Data items
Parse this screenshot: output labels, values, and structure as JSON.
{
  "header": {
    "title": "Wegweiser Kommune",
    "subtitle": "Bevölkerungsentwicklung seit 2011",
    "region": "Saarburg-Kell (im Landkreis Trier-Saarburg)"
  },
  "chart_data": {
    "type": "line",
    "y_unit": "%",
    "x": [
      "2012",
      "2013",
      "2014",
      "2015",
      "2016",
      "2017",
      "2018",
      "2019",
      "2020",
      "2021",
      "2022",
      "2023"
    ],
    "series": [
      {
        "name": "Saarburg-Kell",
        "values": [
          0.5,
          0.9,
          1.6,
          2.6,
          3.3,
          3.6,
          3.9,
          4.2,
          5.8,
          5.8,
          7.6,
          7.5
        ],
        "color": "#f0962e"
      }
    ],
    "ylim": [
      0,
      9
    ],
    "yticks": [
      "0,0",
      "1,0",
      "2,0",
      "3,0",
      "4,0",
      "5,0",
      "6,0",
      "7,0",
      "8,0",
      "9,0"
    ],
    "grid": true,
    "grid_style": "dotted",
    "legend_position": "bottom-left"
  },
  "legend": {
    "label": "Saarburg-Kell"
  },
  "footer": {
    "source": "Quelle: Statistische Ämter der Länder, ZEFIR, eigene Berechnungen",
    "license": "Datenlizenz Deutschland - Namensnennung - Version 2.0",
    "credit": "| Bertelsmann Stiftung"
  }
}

Directive: Each line that holds the word "Kell" should be extracted from the records.

Reply:
    "region": "Saarburg-Kell (im Landkreis Trier-Saarburg)"
        "name": "Saarburg-Kell",
    "label": "Saarburg-Kell"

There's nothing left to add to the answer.